▸ Exercise requirements
Set down each line of the data below exactly as it stands, dropping the pictures.

╭──

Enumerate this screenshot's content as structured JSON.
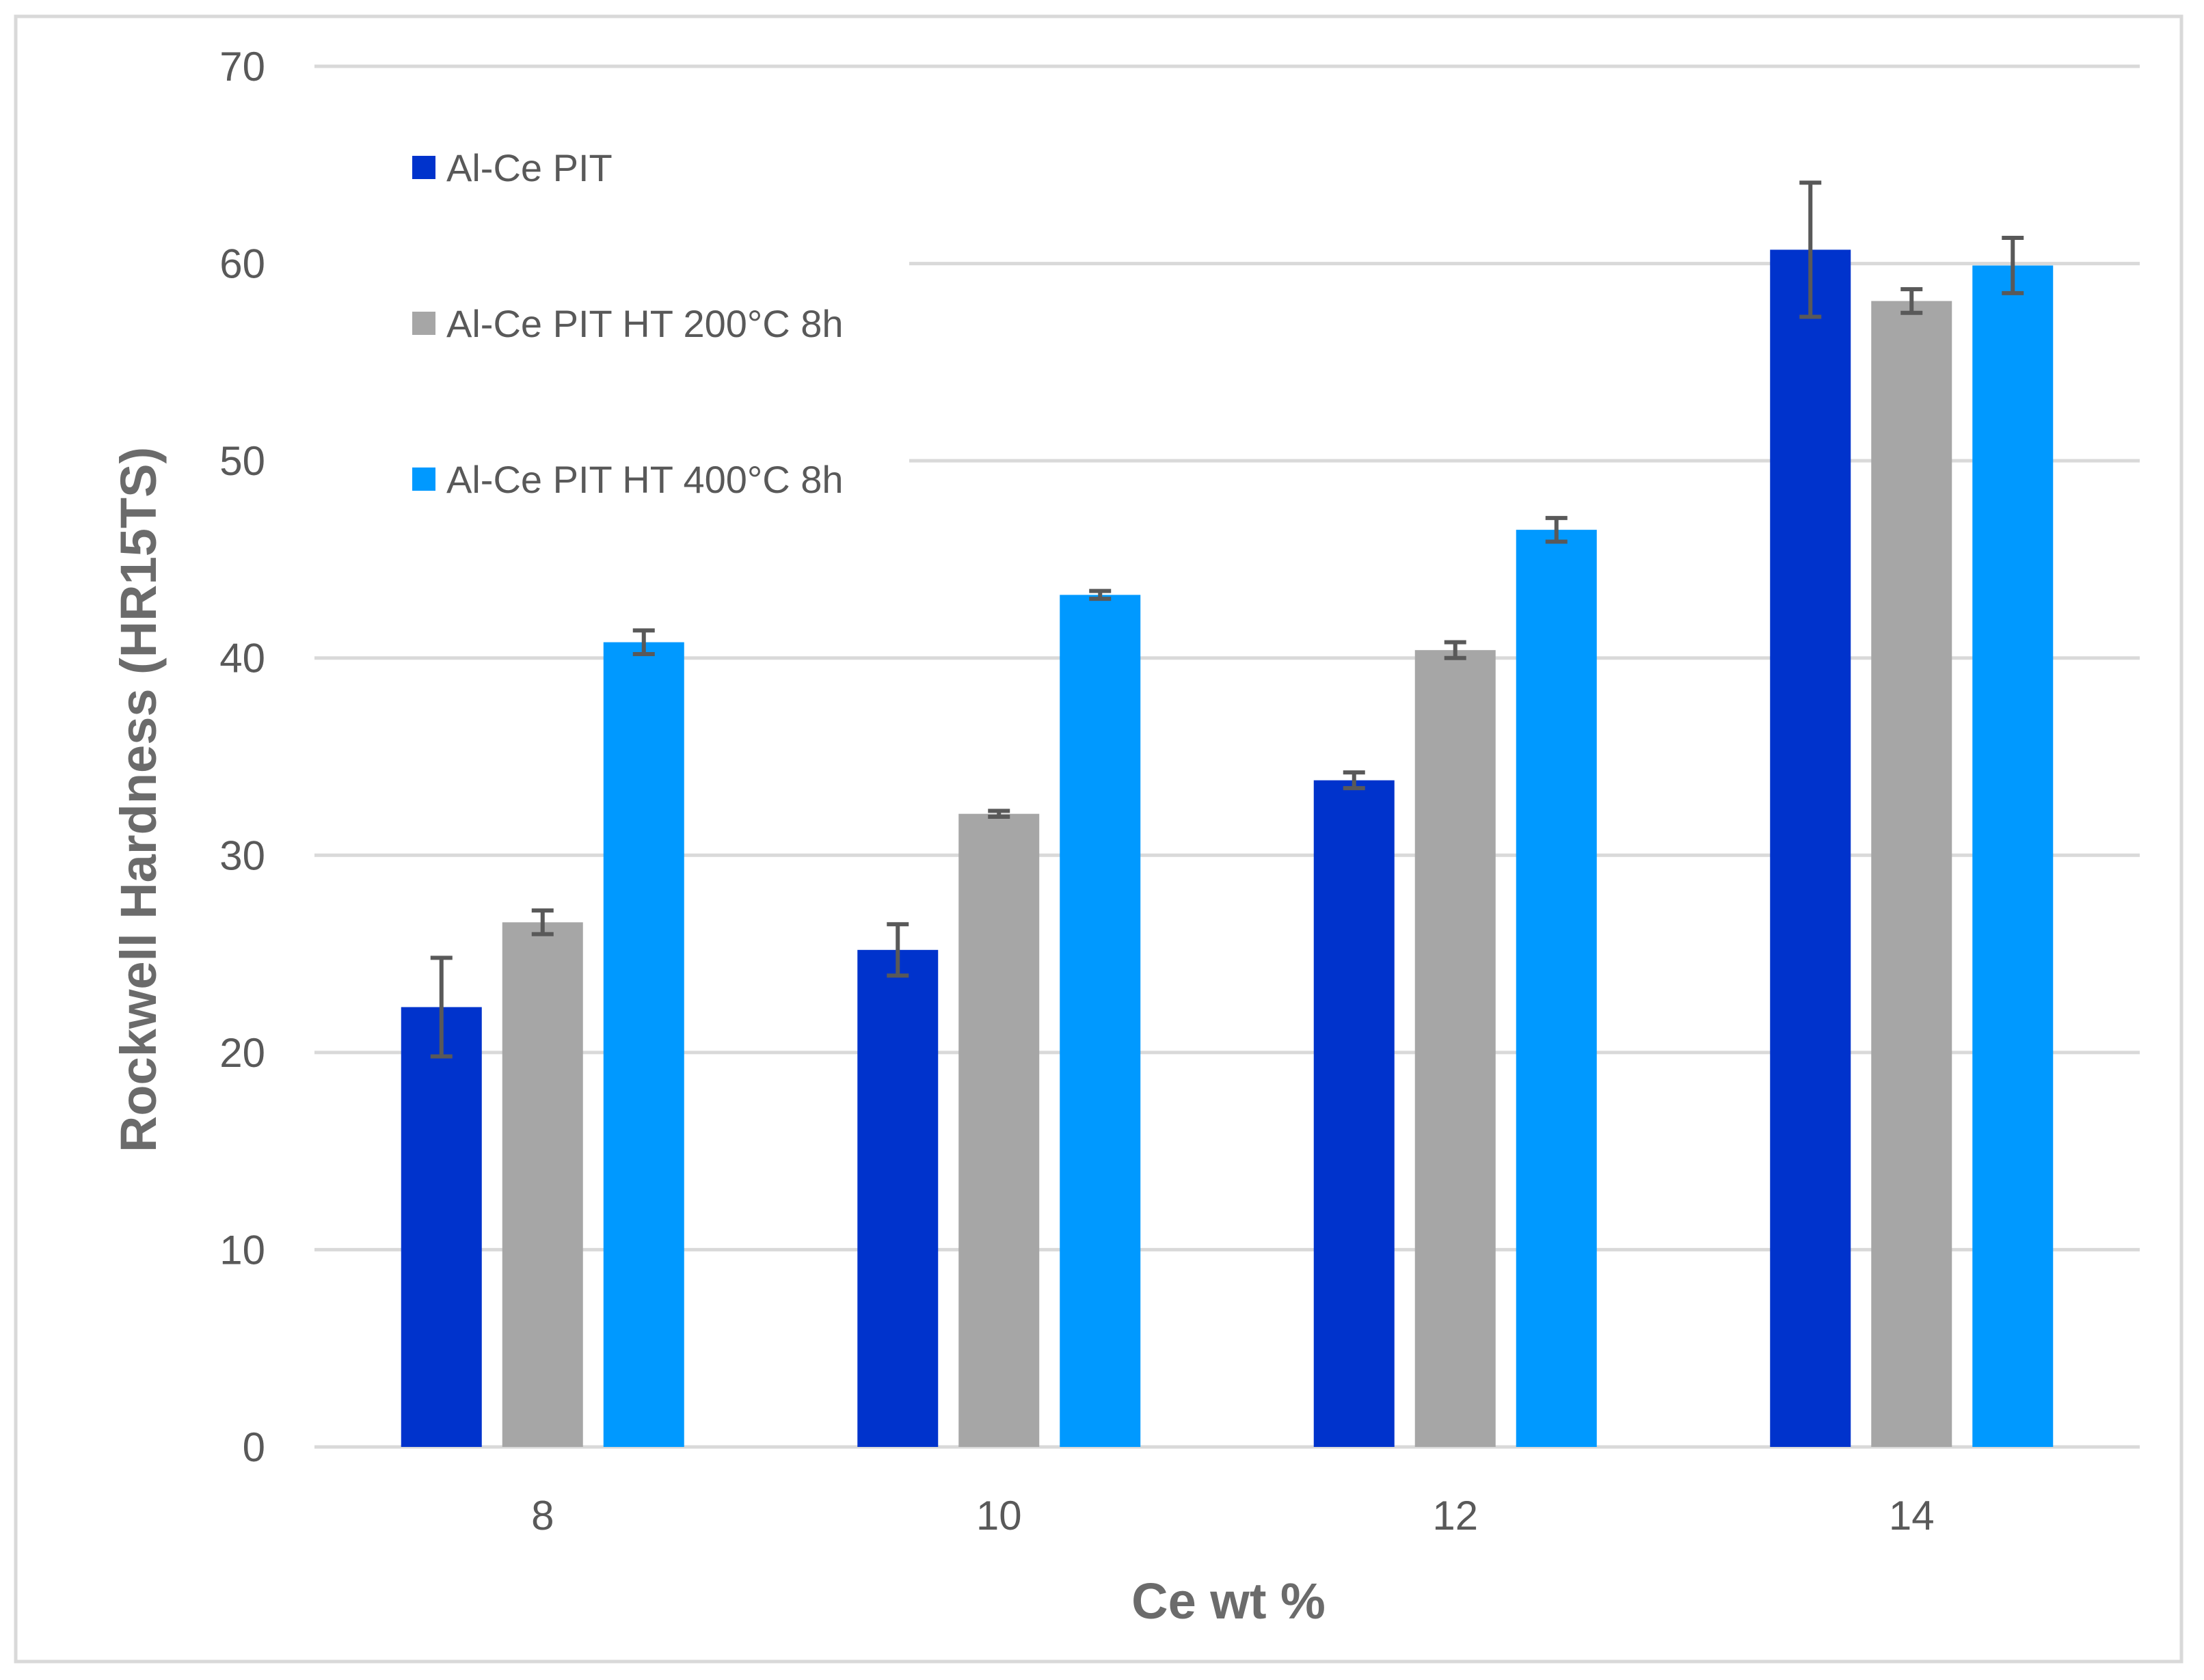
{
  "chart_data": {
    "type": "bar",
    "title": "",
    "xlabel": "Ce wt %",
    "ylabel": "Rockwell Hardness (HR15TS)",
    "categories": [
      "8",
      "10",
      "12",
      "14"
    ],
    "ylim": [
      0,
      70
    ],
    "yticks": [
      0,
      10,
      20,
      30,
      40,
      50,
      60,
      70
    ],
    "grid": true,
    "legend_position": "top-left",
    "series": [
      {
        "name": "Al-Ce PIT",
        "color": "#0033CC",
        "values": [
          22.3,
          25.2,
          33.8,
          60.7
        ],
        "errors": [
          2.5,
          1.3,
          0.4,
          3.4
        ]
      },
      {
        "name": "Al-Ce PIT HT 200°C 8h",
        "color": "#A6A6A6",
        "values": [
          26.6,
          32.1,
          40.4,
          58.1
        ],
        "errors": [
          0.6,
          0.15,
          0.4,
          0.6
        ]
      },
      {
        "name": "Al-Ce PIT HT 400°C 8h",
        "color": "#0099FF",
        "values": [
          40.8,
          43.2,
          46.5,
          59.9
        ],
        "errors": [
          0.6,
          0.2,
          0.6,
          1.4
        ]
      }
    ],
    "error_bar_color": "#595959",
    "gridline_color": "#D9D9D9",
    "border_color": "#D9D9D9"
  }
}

╰──

▸ Task response
Enumerate this screenshot's content as structured JSON.
{
  "chart_data": {
    "type": "bar",
    "title": "",
    "xlabel": "Ce wt %",
    "ylabel": "Rockwell Hardness (HR15TS)",
    "categories": [
      "8",
      "10",
      "12",
      "14"
    ],
    "ylim": [
      0,
      70
    ],
    "yticks": [
      0,
      10,
      20,
      30,
      40,
      50,
      60,
      70
    ],
    "grid": true,
    "legend_position": "top-left",
    "series": [
      {
        "name": "Al-Ce PIT",
        "color": "#0033CC",
        "values": [
          22.3,
          25.2,
          33.8,
          60.7
        ],
        "errors": [
          2.5,
          1.3,
          0.4,
          3.4
        ]
      },
      {
        "name": "Al-Ce PIT HT 200°C 8h",
        "color": "#A6A6A6",
        "values": [
          26.6,
          32.1,
          40.4,
          58.1
        ],
        "errors": [
          0.6,
          0.15,
          0.4,
          0.6
        ]
      },
      {
        "name": "Al-Ce PIT HT 400°C 8h",
        "color": "#0099FF",
        "values": [
          40.8,
          43.2,
          46.5,
          59.9
        ],
        "errors": [
          0.6,
          0.2,
          0.6,
          1.4
        ]
      }
    ],
    "error_bar_color": "#595959",
    "gridline_color": "#D9D9D9",
    "border_color": "#D9D9D9"
  }
}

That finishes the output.